### Records to process
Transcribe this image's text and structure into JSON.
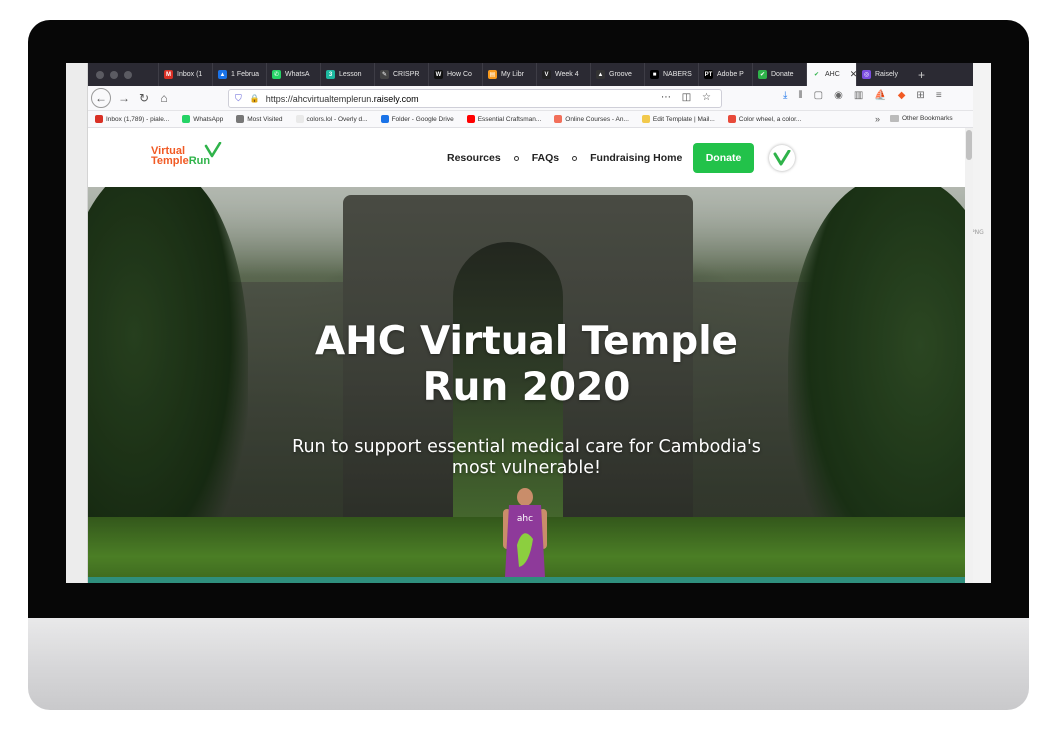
{
  "browser": {
    "tabs": [
      {
        "label": "Inbox (1",
        "fav_color": "#d93025",
        "fav_glyph": "M"
      },
      {
        "label": "1 Februa",
        "fav_color": "#1a73e8",
        "fav_glyph": "▲"
      },
      {
        "label": "WhatsA",
        "fav_color": "#25d366",
        "fav_glyph": "✆"
      },
      {
        "label": "Lesson",
        "fav_color": "#1db9a0",
        "fav_glyph": "3"
      },
      {
        "label": "CRISPR",
        "fav_color": "#444444",
        "fav_glyph": "✎"
      },
      {
        "label": "How Co",
        "fav_color": "#111111",
        "fav_glyph": "W"
      },
      {
        "label": "My Libr",
        "fav_color": "#f79a1e",
        "fav_glyph": "▤"
      },
      {
        "label": "Week 4",
        "fav_color": "#222222",
        "fav_glyph": "V"
      },
      {
        "label": "Groove",
        "fav_color": "#333333",
        "fav_glyph": "▲"
      },
      {
        "label": "NABERS",
        "fav_color": "#000000",
        "fav_glyph": "■"
      },
      {
        "label": "Adobe P",
        "fav_color": "#000000",
        "fav_glyph": "PT"
      },
      {
        "label": "Donate",
        "fav_color": "#2fb34a",
        "fav_glyph": "✔"
      },
      {
        "label": "AHC",
        "fav_color": "#2fb34a",
        "fav_glyph": "✔",
        "active": true
      },
      {
        "label": "Raisely",
        "fav_color": "#7b4ee0",
        "fav_glyph": "◎"
      }
    ],
    "url_prefix": "https://ahcvirtualtemplerun.",
    "url_domain": "raisely.com",
    "bookmarks": [
      {
        "label": "Inbox (1,789) - piale...",
        "color": "#d93025"
      },
      {
        "label": "WhatsApp",
        "color": "#25d366"
      },
      {
        "label": "Most Visited",
        "color": "#777777"
      },
      {
        "label": "colors.lol - Overly d...",
        "color": "#e9e9e9"
      },
      {
        "label": "Folder - Google Drive",
        "color": "#1a73e8"
      },
      {
        "label": "Essential Craftsman...",
        "color": "#ff0000"
      },
      {
        "label": "Online Courses - An...",
        "color": "#f26f5a"
      },
      {
        "label": "Edit Template | Mail...",
        "color": "#f2c94c"
      },
      {
        "label": "Color wheel, a color...",
        "color": "#e84a3a"
      }
    ],
    "other_bookmarks": "Other Bookmarks"
  },
  "site": {
    "logo_line1": "Virtual",
    "logo_line2a": "Temple",
    "logo_line2b": "Run",
    "nav": [
      "Resources",
      "FAQs",
      "Fundraising Home"
    ],
    "donate_label": "Donate",
    "brand_green": "#22c24a",
    "brand_orange": "#f15a24"
  },
  "hero": {
    "title_line1": "AHC Virtual Temple",
    "title_line2": "Run 2020",
    "subtitle_line1": "Run to support essential medical care for Cambodia's",
    "subtitle_line2": "most vulnerable!",
    "shirt_text": "ahc"
  },
  "desktop": {
    "file_label": "PNG"
  }
}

### Task details
The material above holds pictures; copy everything else in it exactly.

### Written answer
Transcribe this image's text and structure into JSON.
{
  "browser": {
    "tabs": [
      {
        "label": "Inbox (1",
        "fav_color": "#d93025",
        "fav_glyph": "M"
      },
      {
        "label": "1 Februa",
        "fav_color": "#1a73e8",
        "fav_glyph": "▲"
      },
      {
        "label": "WhatsA",
        "fav_color": "#25d366",
        "fav_glyph": "✆"
      },
      {
        "label": "Lesson",
        "fav_color": "#1db9a0",
        "fav_glyph": "3"
      },
      {
        "label": "CRISPR",
        "fav_color": "#444444",
        "fav_glyph": "✎"
      },
      {
        "label": "How Co",
        "fav_color": "#111111",
        "fav_glyph": "W"
      },
      {
        "label": "My Libr",
        "fav_color": "#f79a1e",
        "fav_glyph": "▤"
      },
      {
        "label": "Week 4",
        "fav_color": "#222222",
        "fav_glyph": "V"
      },
      {
        "label": "Groove",
        "fav_color": "#333333",
        "fav_glyph": "▲"
      },
      {
        "label": "NABERS",
        "fav_color": "#000000",
        "fav_glyph": "■"
      },
      {
        "label": "Adobe P",
        "fav_color": "#000000",
        "fav_glyph": "PT"
      },
      {
        "label": "Donate",
        "fav_color": "#2fb34a",
        "fav_glyph": "✔"
      },
      {
        "label": "AHC",
        "fav_color": "#2fb34a",
        "fav_glyph": "✔",
        "active": true
      },
      {
        "label": "Raisely",
        "fav_color": "#7b4ee0",
        "fav_glyph": "◎"
      }
    ],
    "url_prefix": "https://ahcvirtualtemplerun.",
    "url_domain": "raisely.com",
    "bookmarks": [
      {
        "label": "Inbox (1,789) - piale...",
        "color": "#d93025"
      },
      {
        "label": "WhatsApp",
        "color": "#25d366"
      },
      {
        "label": "Most Visited",
        "color": "#777777"
      },
      {
        "label": "colors.lol - Overly d...",
        "color": "#e9e9e9"
      },
      {
        "label": "Folder - Google Drive",
        "color": "#1a73e8"
      },
      {
        "label": "Essential Craftsman...",
        "color": "#ff0000"
      },
      {
        "label": "Online Courses - An...",
        "color": "#f26f5a"
      },
      {
        "label": "Edit Template | Mail...",
        "color": "#f2c94c"
      },
      {
        "label": "Color wheel, a color...",
        "color": "#e84a3a"
      }
    ],
    "other_bookmarks": "Other Bookmarks"
  },
  "site": {
    "logo_line1": "Virtual",
    "logo_line2a": "Temple",
    "logo_line2b": "Run",
    "nav": [
      "Resources",
      "FAQs",
      "Fundraising Home"
    ],
    "donate_label": "Donate",
    "brand_green": "#22c24a",
    "brand_orange": "#f15a24"
  },
  "hero": {
    "title_line1": "AHC Virtual Temple",
    "title_line2": "Run 2020",
    "subtitle_line1": "Run to support essential medical care for Cambodia's",
    "subtitle_line2": "most vulnerable!",
    "shirt_text": "ahc"
  },
  "desktop": {
    "file_label": "PNG"
  }
}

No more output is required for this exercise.